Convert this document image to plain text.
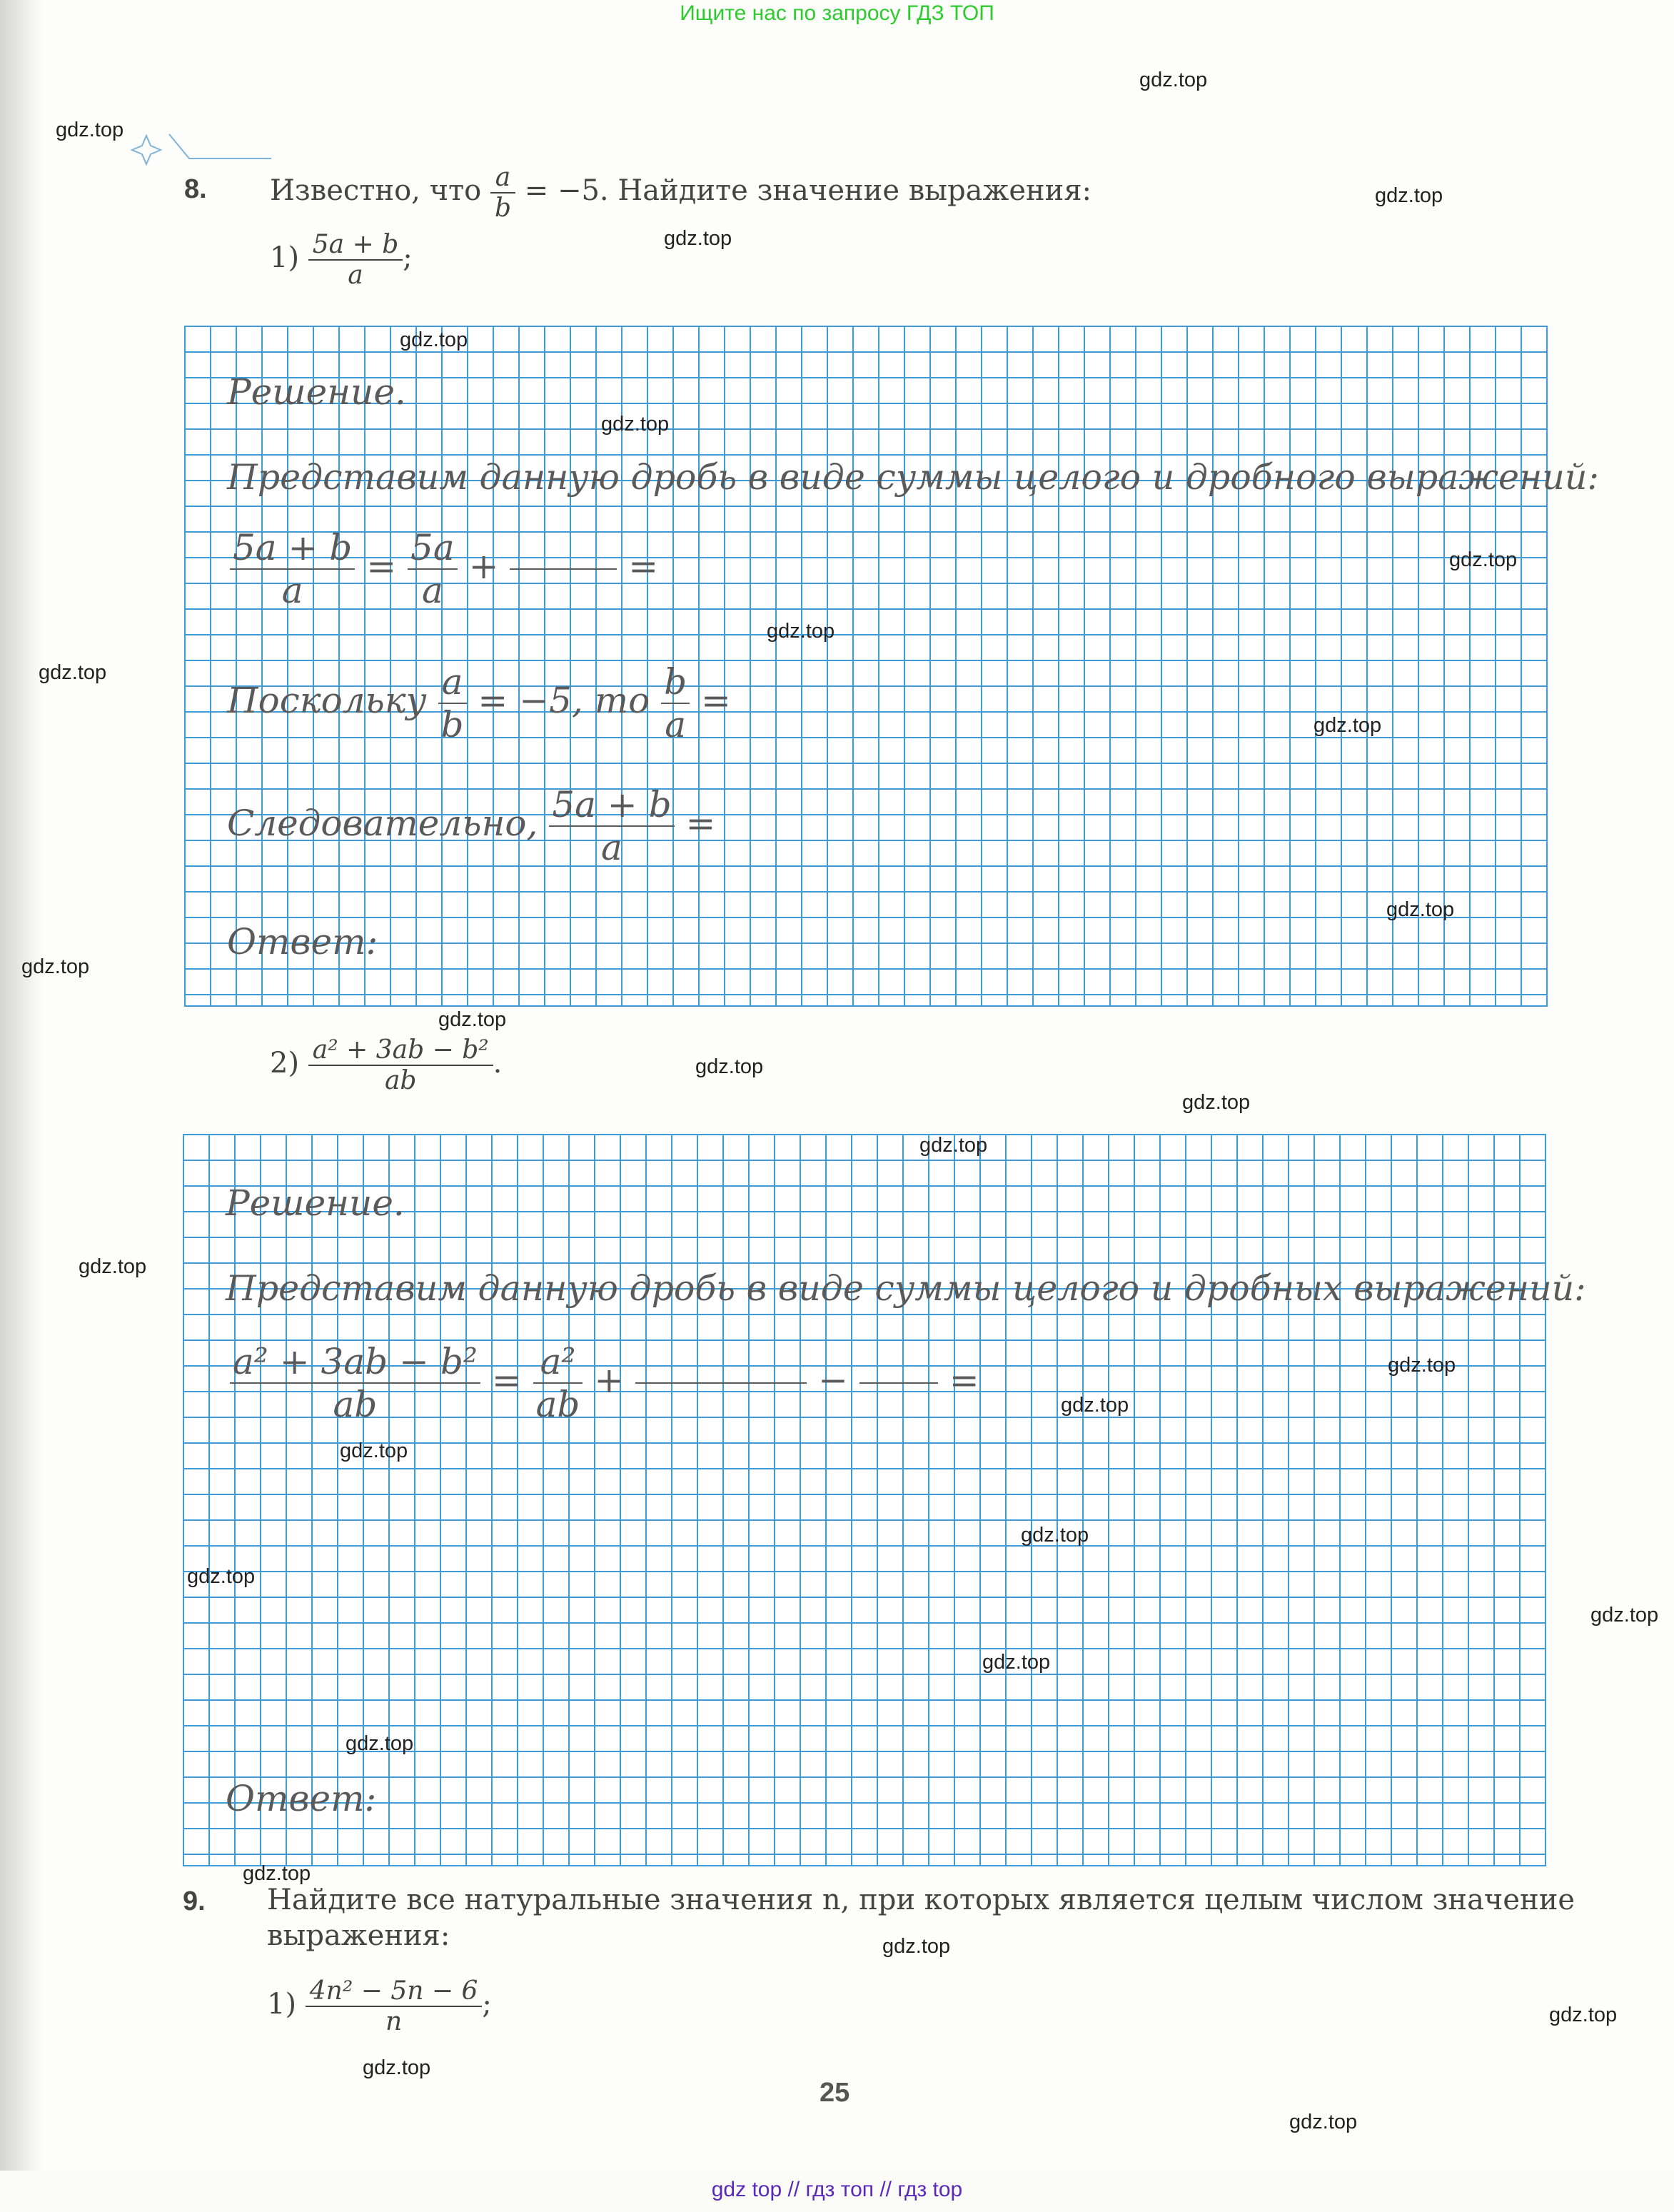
Ищите нас по запросу ГДЗ ТОП
8. Известно, что $\frac{a}{b} = -5$. Найдите значение выражения:
$1) \frac{5a + b}{a}$ ;
Решение.
Представим данную дробь в виде суммы целого и дробного выражений:
$\frac{5a + b}{a} = \frac{5a}{a}$ +	=
Поскольку $\frac{a}{b} = -5$, то $\frac{b}{a}$ =
Следовательно, $\frac{5a + b}{a}$ =
Ответ:
$2) \frac{\text{a² + 3ab − b²}}{ab}$ .
Решение.
Представим данную дробь в виде суммы целого и дробных выражений:
$\frac{\text{a² + 3ab − b²}}{ab} = \frac{\text{a²}}{ab}$ +	−	=
Ответ:
9. Найдите все натуральные значения n, при которых является целым числом значение
выражения:
$1) \frac{\text{4n² − 5n − 6}}{n}$ ;
25
gdz.top
gdz.top
gdz.top
gdz.top
gdz.top
gdz.top
gdz.top
gdz.top
gdz.top
gdz.top
gdz.top
gdz.top
gdz.top
gdz.top
gdz.top
gdz.top
gdz.top
gdz.top
gdz.top
gdz.top
gdz.top
gdz.top
gdz.top
gdz.top
gdz.top
gdz.top
gdz.top
gdz.top
gdz.top
gdz.top
gdz top // гдз топ // гдз top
****
EXERCISE.
From the records above, work out how many lines contain the string "виде". Give only the number.

TASK OUTPUT.
2